### [Aim of the task]
Reproduce each line from the records that holds "prace".

### [Records provided]
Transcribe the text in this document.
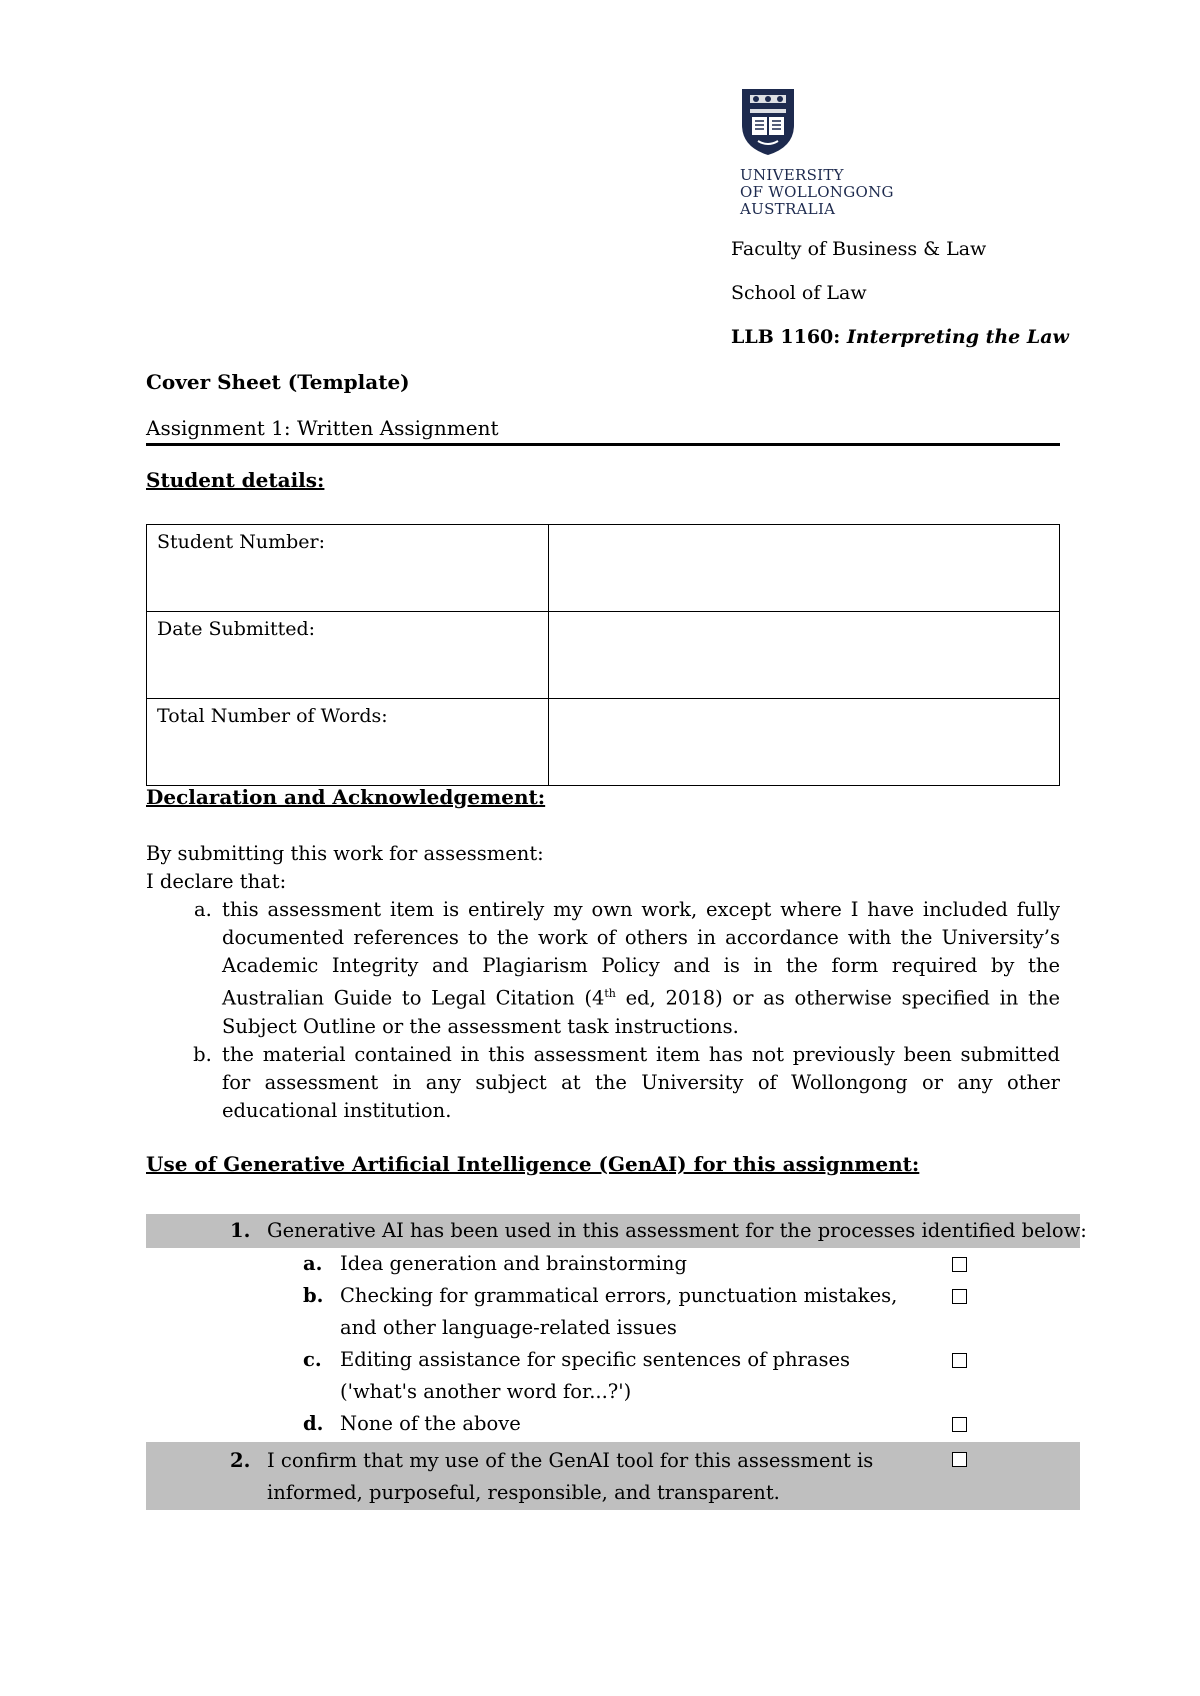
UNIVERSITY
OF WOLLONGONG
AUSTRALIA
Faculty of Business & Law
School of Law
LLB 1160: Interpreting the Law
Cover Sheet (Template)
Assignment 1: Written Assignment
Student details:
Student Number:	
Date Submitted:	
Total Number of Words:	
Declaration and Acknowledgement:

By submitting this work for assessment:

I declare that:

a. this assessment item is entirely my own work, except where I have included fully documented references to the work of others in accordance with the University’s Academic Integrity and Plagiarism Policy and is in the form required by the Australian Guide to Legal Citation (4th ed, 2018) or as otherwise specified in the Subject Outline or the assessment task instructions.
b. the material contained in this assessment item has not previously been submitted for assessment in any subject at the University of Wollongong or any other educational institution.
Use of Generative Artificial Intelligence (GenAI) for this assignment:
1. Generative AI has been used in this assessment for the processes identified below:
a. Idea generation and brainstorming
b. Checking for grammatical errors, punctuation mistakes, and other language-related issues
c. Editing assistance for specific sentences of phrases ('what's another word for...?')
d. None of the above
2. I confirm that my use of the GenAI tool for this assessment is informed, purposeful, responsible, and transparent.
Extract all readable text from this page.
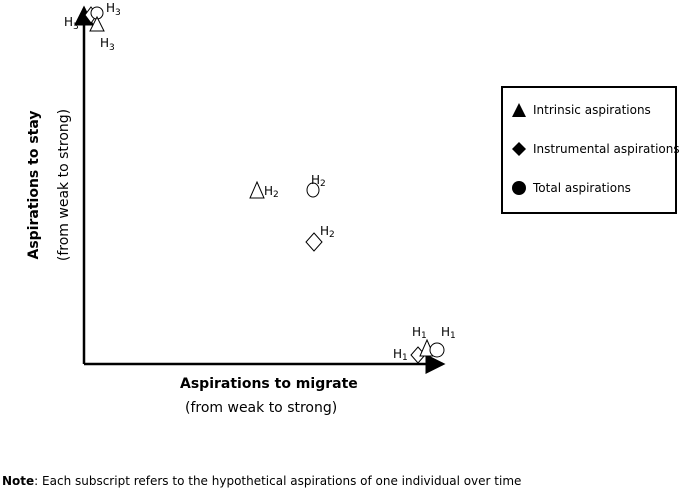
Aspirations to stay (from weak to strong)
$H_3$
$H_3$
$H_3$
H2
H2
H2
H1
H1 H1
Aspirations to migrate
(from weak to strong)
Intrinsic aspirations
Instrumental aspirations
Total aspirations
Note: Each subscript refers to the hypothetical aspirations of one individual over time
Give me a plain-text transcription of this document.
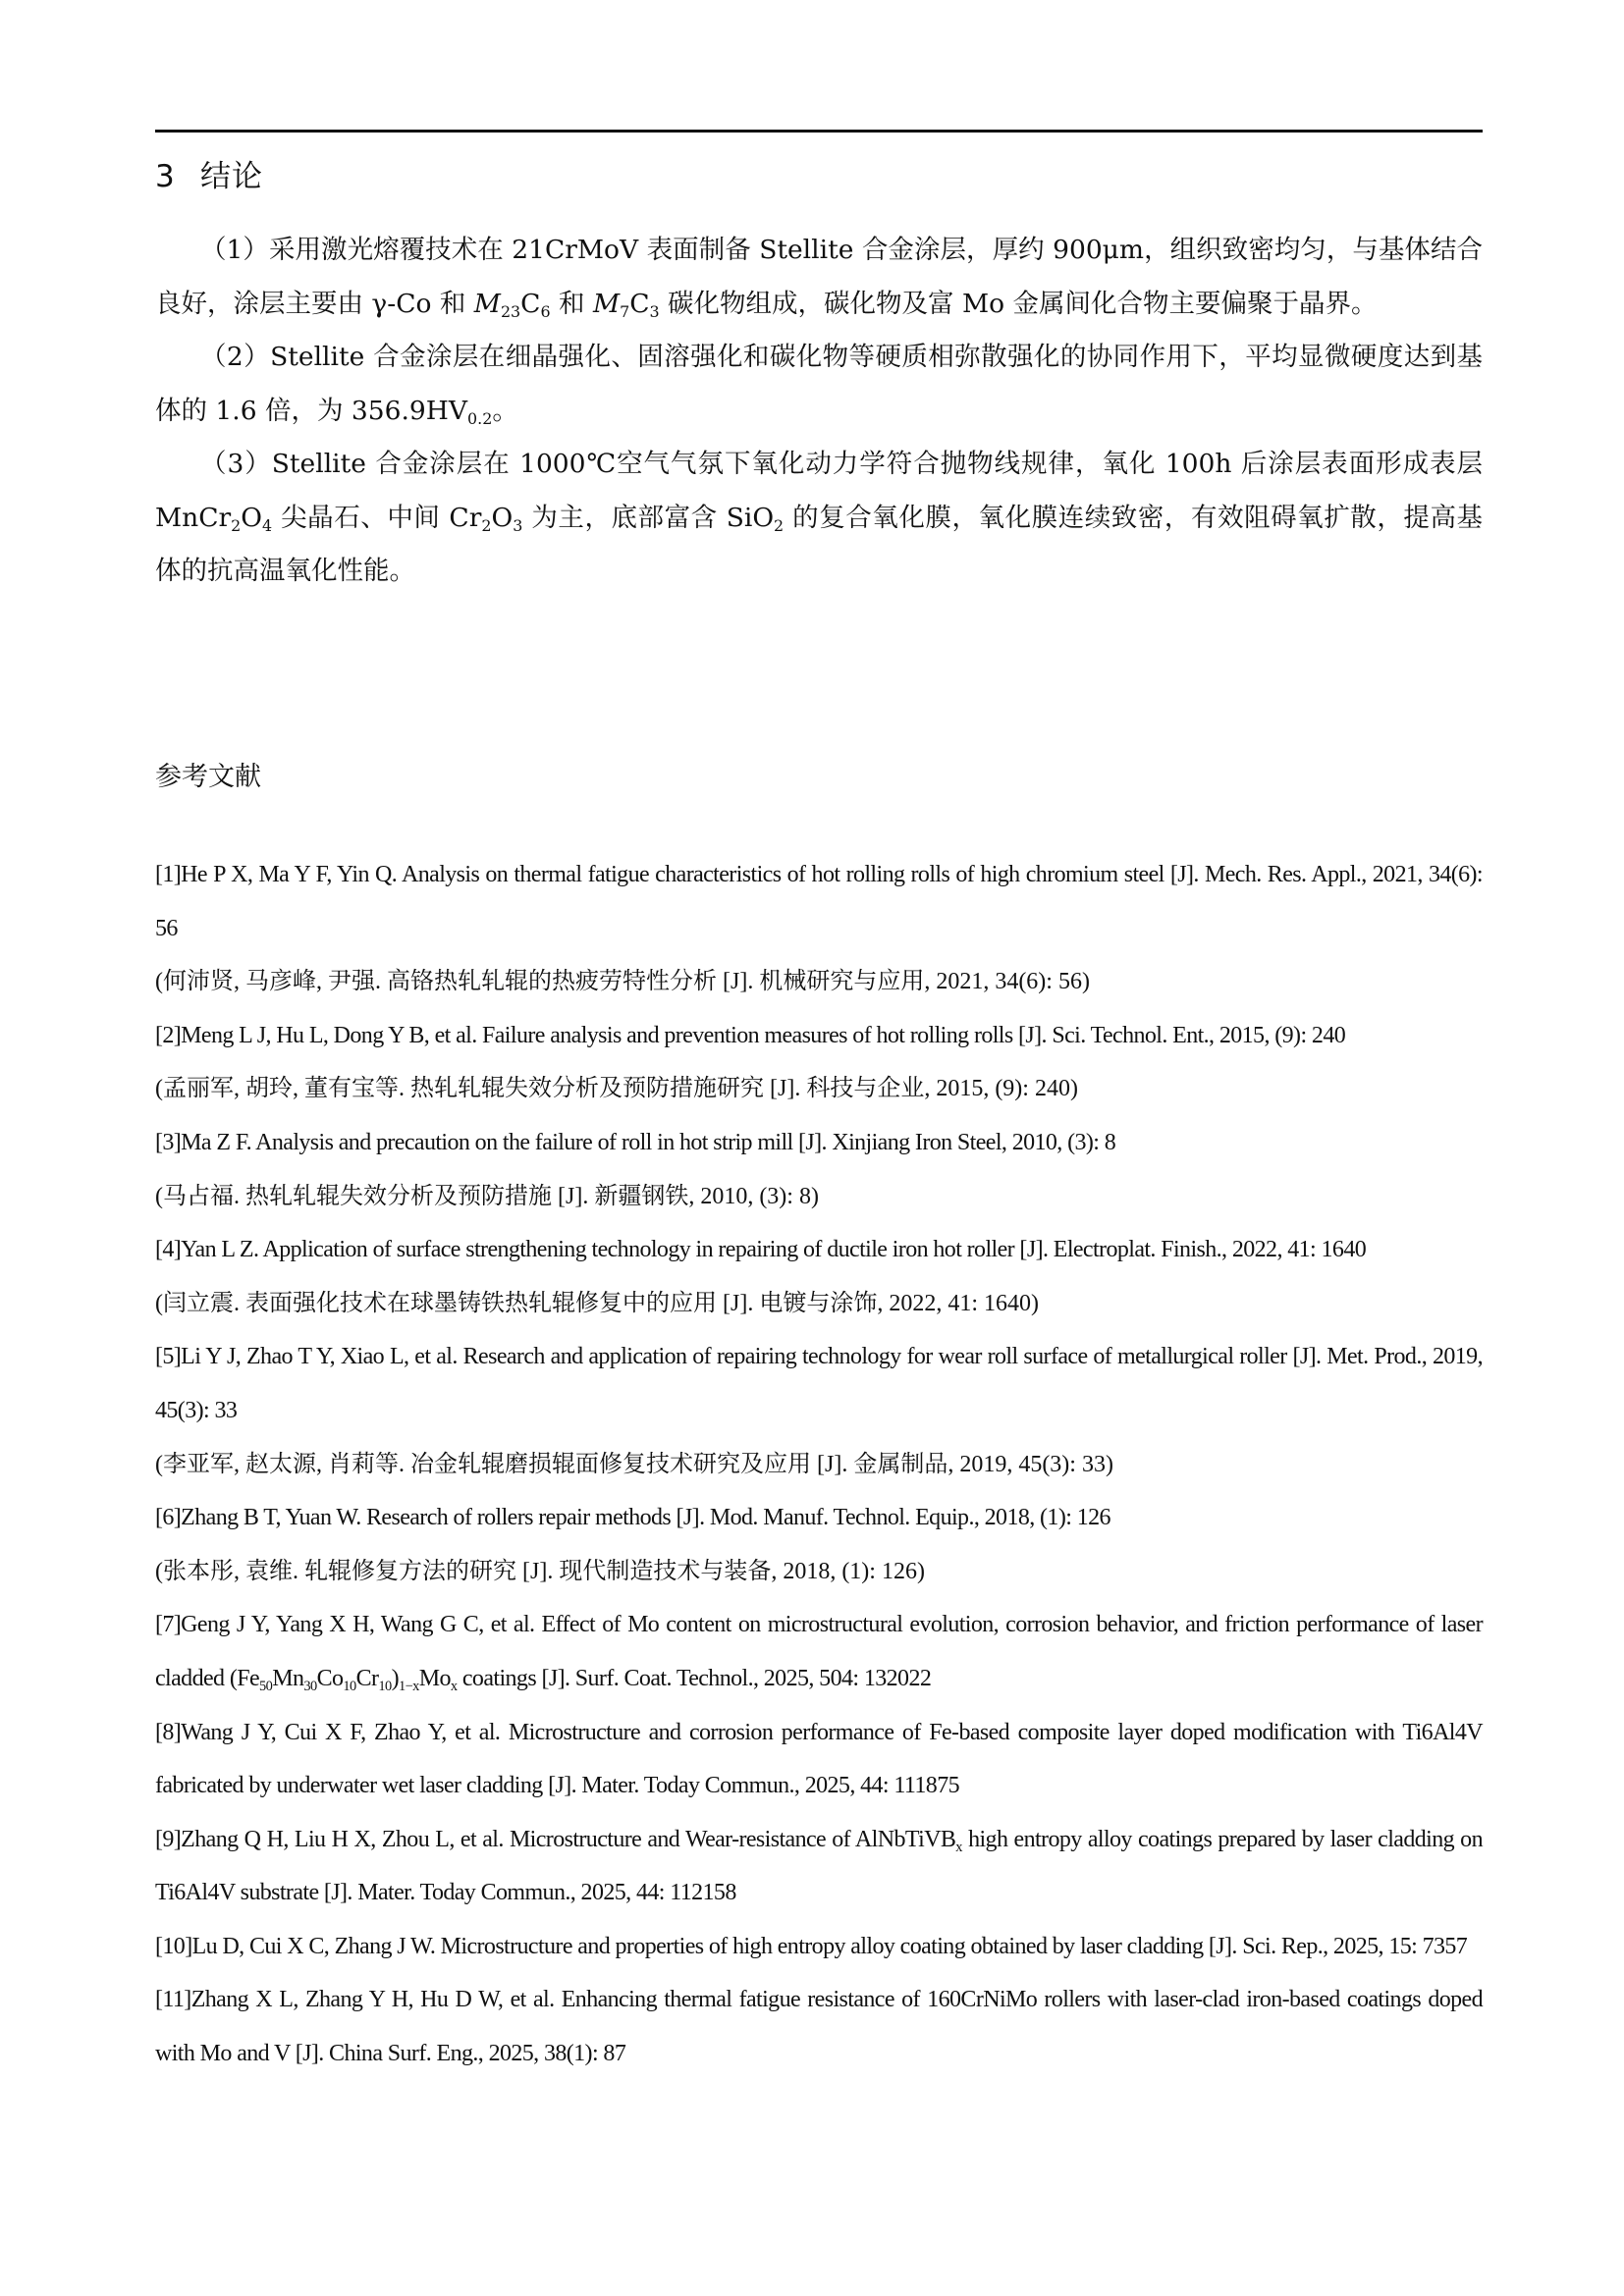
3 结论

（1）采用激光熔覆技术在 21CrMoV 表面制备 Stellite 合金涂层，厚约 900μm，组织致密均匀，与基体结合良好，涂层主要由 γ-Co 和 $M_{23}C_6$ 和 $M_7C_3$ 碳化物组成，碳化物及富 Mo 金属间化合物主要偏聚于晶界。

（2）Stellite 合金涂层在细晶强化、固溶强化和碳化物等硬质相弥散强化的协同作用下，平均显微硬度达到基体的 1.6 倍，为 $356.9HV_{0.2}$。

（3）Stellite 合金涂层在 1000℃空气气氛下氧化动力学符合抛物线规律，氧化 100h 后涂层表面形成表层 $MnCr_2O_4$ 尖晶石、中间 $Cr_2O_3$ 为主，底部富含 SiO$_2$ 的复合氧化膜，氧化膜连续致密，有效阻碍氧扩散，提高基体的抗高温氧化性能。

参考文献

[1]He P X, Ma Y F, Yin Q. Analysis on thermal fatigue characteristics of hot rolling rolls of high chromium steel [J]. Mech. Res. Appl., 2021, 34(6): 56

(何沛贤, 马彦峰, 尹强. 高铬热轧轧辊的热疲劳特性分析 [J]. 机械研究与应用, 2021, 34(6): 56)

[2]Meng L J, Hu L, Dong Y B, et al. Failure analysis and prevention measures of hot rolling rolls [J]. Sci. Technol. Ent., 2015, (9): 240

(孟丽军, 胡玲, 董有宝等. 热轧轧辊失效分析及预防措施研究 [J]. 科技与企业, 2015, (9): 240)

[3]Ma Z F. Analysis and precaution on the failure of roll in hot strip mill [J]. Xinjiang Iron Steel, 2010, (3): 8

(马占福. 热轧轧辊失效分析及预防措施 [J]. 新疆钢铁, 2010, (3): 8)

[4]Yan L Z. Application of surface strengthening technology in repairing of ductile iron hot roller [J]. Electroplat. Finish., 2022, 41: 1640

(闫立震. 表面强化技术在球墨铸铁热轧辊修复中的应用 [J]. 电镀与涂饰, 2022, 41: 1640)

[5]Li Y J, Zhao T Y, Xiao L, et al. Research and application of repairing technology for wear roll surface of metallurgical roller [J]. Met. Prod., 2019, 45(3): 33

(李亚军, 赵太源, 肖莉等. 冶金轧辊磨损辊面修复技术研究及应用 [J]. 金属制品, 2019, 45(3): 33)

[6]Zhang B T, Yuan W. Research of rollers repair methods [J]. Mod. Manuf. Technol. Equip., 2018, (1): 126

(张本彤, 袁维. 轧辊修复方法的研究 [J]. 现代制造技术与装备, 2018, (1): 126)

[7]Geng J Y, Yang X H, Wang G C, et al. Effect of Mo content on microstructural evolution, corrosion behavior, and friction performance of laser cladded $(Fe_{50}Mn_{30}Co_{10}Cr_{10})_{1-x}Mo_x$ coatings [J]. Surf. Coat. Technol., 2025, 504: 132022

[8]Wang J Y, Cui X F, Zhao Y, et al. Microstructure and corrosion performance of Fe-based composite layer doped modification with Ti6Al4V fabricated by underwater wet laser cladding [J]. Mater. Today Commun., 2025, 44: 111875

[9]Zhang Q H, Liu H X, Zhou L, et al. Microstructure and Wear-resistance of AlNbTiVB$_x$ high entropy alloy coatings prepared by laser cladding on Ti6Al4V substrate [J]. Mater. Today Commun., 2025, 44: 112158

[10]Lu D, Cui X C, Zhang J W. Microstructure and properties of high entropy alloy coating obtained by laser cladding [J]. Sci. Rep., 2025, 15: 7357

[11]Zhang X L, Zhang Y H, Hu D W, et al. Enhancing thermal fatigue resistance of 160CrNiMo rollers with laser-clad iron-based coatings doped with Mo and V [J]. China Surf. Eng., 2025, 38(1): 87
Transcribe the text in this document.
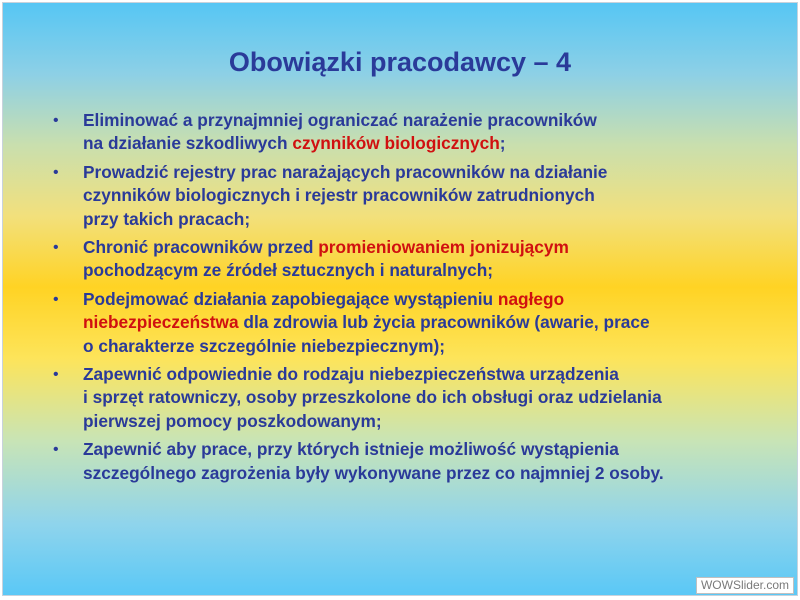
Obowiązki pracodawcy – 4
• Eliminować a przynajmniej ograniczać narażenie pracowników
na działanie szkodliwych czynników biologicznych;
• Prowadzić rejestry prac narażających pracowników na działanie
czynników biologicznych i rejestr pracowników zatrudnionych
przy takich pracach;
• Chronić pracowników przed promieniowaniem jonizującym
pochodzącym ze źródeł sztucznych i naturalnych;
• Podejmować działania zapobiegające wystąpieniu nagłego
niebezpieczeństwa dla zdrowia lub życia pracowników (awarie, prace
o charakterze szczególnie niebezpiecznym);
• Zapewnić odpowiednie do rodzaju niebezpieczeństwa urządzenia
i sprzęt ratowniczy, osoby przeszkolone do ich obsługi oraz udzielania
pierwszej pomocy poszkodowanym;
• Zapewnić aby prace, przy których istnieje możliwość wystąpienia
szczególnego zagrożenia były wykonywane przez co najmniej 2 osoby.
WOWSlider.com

### [Written answer]
niebezpieczeństwa dla zdrowia lub życia pracowników (awarie, prace
• Zapewnić aby prace, przy których istnieje możliwość wystąpienia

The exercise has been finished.